=== BRIEF ===
Go through the listing and return every line with "Safety" in it.
___ RECORDS FOR THE TASK ___
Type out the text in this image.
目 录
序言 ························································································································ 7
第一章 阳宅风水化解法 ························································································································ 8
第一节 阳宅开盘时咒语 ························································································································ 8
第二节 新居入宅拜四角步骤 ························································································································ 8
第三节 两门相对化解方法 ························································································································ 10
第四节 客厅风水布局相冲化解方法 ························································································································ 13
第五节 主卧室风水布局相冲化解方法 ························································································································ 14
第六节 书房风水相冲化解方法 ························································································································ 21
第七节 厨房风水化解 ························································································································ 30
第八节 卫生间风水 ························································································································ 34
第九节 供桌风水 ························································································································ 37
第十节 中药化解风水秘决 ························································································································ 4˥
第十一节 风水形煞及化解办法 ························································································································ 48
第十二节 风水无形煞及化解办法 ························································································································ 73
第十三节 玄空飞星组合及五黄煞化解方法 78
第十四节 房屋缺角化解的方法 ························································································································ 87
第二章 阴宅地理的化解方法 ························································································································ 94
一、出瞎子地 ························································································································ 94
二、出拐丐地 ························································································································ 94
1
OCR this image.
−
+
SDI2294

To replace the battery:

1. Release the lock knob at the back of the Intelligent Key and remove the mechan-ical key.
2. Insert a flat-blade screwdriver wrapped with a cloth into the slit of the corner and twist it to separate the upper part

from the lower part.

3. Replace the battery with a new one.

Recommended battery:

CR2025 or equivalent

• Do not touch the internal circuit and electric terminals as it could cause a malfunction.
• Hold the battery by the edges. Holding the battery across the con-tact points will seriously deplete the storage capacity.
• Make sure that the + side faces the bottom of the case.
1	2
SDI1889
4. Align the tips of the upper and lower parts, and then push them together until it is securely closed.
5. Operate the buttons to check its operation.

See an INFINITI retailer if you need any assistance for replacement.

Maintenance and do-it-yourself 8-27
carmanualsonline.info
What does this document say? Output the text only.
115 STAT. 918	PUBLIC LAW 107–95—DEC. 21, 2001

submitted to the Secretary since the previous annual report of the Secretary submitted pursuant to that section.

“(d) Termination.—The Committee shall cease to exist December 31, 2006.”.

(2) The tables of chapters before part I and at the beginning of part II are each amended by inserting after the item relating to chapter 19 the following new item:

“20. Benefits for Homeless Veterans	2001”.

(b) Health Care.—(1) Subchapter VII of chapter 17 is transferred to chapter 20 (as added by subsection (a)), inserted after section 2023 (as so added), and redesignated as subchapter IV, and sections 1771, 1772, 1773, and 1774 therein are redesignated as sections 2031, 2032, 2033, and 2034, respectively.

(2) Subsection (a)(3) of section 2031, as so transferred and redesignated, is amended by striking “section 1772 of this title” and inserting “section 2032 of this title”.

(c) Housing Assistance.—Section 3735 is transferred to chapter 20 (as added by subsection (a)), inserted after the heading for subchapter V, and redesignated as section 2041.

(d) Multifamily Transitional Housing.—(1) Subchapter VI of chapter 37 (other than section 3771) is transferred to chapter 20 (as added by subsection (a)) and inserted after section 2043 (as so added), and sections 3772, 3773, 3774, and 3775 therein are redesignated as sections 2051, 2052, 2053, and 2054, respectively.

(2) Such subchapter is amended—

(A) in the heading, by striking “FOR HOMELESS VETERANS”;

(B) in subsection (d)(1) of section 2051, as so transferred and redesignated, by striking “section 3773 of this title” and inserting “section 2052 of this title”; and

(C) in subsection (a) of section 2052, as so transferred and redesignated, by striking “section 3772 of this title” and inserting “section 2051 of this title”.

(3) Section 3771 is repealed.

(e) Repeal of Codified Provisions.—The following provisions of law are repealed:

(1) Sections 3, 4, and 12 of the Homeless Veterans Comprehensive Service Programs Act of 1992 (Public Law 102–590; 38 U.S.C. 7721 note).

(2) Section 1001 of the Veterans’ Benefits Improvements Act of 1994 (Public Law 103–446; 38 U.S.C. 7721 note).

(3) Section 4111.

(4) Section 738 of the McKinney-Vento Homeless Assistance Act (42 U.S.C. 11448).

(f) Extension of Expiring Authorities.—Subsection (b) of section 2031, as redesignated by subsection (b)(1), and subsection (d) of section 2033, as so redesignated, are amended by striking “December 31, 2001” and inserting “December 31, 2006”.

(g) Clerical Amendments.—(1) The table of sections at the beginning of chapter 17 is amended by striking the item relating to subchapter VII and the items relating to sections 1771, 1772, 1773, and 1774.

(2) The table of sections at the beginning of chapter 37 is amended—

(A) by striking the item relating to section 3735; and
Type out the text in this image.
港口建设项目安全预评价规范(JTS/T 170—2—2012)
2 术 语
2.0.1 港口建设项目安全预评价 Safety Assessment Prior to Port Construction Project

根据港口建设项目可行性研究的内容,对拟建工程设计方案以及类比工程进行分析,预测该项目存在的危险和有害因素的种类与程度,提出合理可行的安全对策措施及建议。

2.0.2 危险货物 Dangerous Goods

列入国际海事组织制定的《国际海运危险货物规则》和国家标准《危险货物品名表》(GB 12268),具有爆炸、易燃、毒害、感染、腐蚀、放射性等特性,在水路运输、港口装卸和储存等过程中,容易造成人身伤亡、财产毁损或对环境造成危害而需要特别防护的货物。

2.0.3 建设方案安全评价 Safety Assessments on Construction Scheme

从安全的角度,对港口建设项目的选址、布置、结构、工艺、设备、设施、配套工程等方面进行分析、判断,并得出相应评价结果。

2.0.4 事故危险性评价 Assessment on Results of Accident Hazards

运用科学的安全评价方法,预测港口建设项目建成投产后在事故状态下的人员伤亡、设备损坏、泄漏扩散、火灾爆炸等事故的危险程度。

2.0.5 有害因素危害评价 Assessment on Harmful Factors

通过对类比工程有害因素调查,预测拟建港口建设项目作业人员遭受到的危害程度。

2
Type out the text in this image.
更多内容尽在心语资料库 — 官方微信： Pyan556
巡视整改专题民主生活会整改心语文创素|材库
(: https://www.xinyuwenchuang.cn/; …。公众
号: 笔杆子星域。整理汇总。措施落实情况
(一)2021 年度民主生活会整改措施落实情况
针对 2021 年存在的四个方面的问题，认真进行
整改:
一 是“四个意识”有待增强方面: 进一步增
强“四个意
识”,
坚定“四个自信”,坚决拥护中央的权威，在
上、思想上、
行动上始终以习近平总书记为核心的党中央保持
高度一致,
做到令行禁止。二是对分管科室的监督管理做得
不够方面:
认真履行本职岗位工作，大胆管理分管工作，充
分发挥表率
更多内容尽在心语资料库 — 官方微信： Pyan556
___
=== FULL SOLUTION ===
2.0.1 港口建设项目安全预评价 Safety Assessment Prior to Port Construction Project
2.0.3 建设方案安全评价 Safety Assessments on Construction Scheme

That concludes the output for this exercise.